### [Instruction]
Reply with one number only, the count of lines holding the string "document".

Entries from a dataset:
* BEGIN *
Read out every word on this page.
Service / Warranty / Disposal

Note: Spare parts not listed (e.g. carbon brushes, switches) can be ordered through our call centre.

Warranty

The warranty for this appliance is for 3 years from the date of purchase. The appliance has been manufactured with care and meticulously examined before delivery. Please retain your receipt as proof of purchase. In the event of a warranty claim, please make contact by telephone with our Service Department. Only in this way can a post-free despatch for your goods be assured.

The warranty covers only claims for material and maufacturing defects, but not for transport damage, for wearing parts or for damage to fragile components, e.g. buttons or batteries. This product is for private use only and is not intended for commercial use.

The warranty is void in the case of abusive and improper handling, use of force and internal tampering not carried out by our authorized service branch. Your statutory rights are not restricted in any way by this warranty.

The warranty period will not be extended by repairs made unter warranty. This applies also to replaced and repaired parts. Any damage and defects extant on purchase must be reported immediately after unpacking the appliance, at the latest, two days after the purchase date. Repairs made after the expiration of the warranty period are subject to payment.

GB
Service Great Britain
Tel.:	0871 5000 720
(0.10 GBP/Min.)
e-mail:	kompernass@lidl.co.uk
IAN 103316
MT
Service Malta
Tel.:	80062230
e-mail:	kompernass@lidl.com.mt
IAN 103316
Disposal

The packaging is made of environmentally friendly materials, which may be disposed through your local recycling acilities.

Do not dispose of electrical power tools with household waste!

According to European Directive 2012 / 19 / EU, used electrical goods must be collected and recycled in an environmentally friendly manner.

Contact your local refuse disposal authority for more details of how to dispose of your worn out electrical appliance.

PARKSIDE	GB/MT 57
* END *
* BEGIN *
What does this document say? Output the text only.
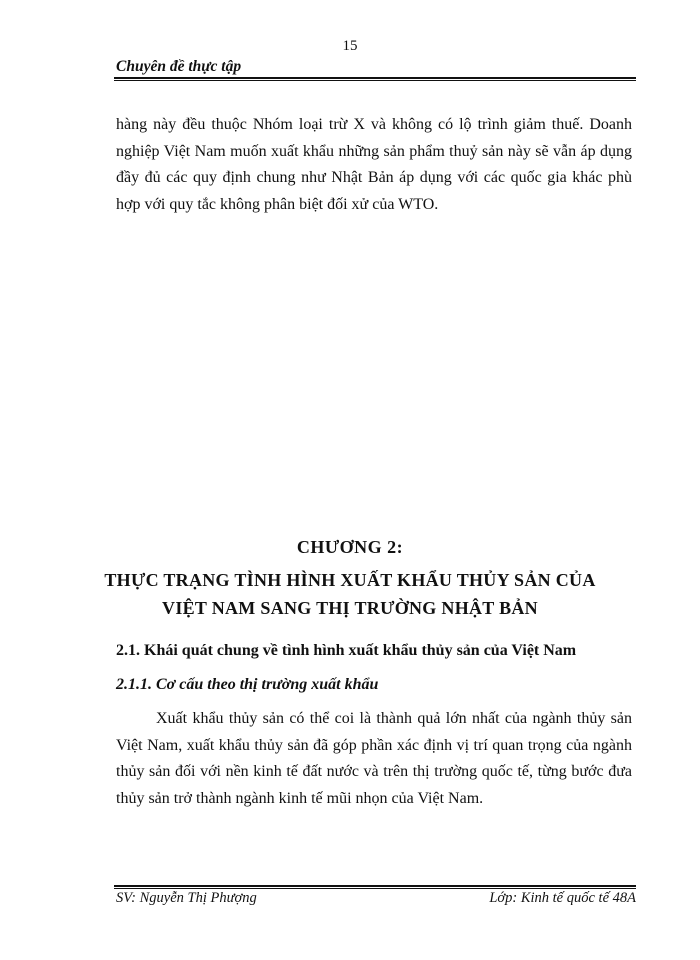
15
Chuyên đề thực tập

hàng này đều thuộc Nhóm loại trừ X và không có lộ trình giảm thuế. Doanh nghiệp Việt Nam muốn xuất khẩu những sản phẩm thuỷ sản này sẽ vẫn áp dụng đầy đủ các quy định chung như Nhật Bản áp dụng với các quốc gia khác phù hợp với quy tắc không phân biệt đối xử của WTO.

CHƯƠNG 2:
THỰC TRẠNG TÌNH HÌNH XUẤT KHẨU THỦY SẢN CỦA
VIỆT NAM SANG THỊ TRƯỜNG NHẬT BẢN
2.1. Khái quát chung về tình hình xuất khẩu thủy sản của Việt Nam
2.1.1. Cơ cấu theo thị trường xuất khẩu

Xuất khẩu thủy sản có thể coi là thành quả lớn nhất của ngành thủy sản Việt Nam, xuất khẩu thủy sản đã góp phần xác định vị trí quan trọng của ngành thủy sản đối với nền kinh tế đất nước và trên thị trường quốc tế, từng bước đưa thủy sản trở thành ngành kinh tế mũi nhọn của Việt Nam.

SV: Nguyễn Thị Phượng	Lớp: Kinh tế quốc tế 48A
* END *
* BEGIN *
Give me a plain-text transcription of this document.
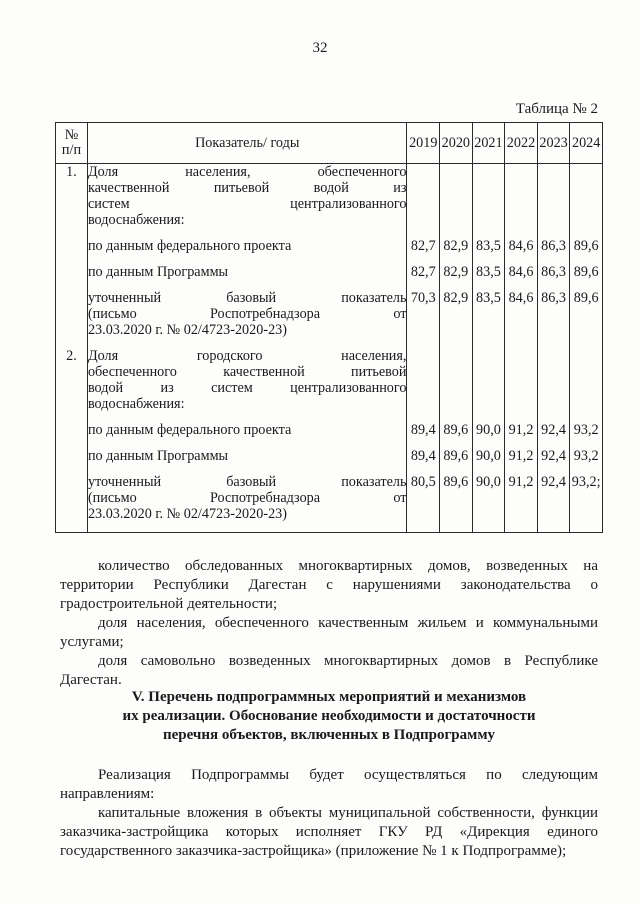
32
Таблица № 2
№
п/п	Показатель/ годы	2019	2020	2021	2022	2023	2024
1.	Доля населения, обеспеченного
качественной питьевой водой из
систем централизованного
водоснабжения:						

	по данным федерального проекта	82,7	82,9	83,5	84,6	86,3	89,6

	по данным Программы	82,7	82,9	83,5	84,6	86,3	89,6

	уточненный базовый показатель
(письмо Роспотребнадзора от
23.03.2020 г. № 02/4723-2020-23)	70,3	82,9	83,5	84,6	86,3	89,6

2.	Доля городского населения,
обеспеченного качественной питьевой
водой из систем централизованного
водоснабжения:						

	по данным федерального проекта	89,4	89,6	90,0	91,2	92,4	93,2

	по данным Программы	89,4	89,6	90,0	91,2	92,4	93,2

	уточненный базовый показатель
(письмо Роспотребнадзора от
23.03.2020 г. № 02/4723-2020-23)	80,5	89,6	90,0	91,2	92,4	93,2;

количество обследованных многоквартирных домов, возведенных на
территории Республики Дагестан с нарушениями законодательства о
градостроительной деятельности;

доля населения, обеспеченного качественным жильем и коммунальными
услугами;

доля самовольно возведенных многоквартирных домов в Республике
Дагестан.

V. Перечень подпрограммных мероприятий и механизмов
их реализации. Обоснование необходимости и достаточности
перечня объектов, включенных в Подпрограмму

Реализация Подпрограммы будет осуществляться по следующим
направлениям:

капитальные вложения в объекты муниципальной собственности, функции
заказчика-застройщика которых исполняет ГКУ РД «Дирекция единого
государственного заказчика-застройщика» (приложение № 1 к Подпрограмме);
* END *
### [Result of this exercise]
2